* _Task statement_
Find the string "color" in the entries and copy each line that has it.

* _Data to use_
== == ==

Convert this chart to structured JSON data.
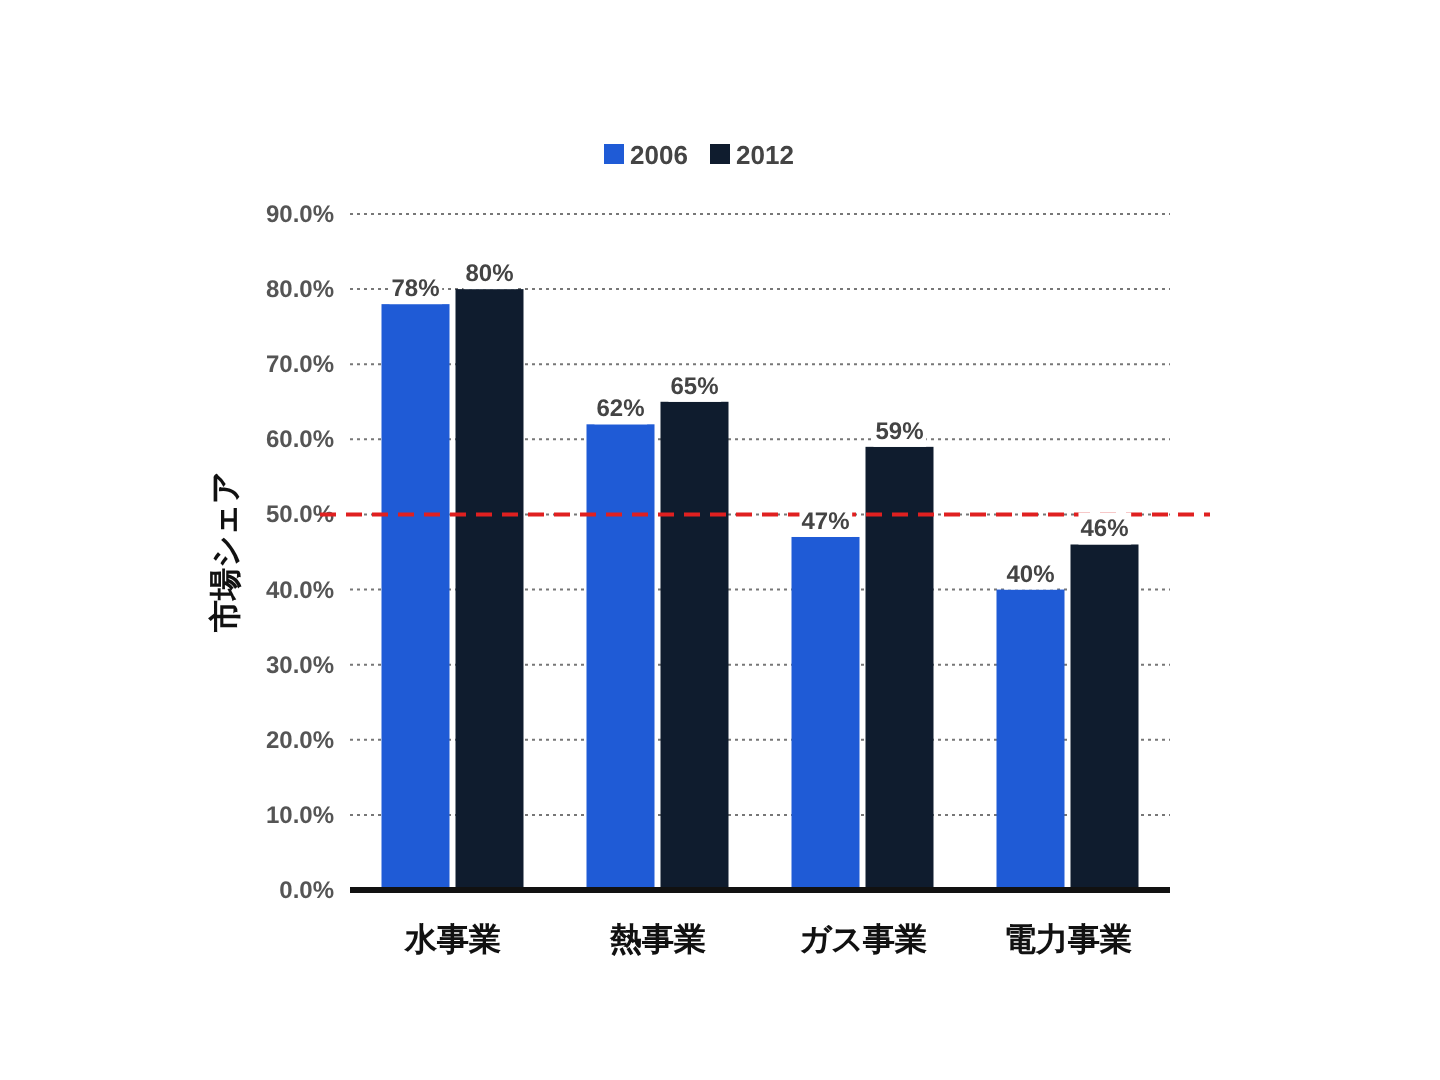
{
  "chart_data": {
    "type": "bar",
    "ylabel": "市場シェア",
    "categories": [
      "水事業",
      "熱事業",
      "ガス事業",
      "電力事業"
    ],
    "series": [
      {
        "name": "2006",
        "color": "#1f5bd6",
        "values": [
          78,
          62,
          47,
          40
        ],
        "value_labels": [
          "78%",
          "62%",
          "47%",
          "40%"
        ]
      },
      {
        "name": "2012",
        "color": "#0f1c2e",
        "values": [
          80,
          65,
          59,
          46
        ],
        "value_labels": [
          "80%",
          "65%",
          "59%",
          "46%"
        ]
      }
    ],
    "ylim": [
      0,
      90
    ],
    "yticks": [
      {
        "value": 0,
        "label": "0.0%"
      },
      {
        "value": 10,
        "label": "10.0%"
      },
      {
        "value": 20,
        "label": "20.0%"
      },
      {
        "value": 30,
        "label": "30.0%"
      },
      {
        "value": 40,
        "label": "40.0%"
      },
      {
        "value": 50,
        "label": "50.0%"
      },
      {
        "value": 60,
        "label": "60.0%"
      },
      {
        "value": 70,
        "label": "70.0%"
      },
      {
        "value": 80,
        "label": "80.0%"
      },
      {
        "value": 90,
        "label": "90.0%"
      }
    ],
    "grid": "y",
    "legend": "top",
    "ref_lines": [
      {
        "axis": "y",
        "value": 50,
        "color": "#e02020",
        "line_style": "dashed"
      }
    ]
  }
}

== == ==

* _Exercise output_
        "color": "#1f5bd6",
        "color": "#0f1c2e",
        "color": "#e02020",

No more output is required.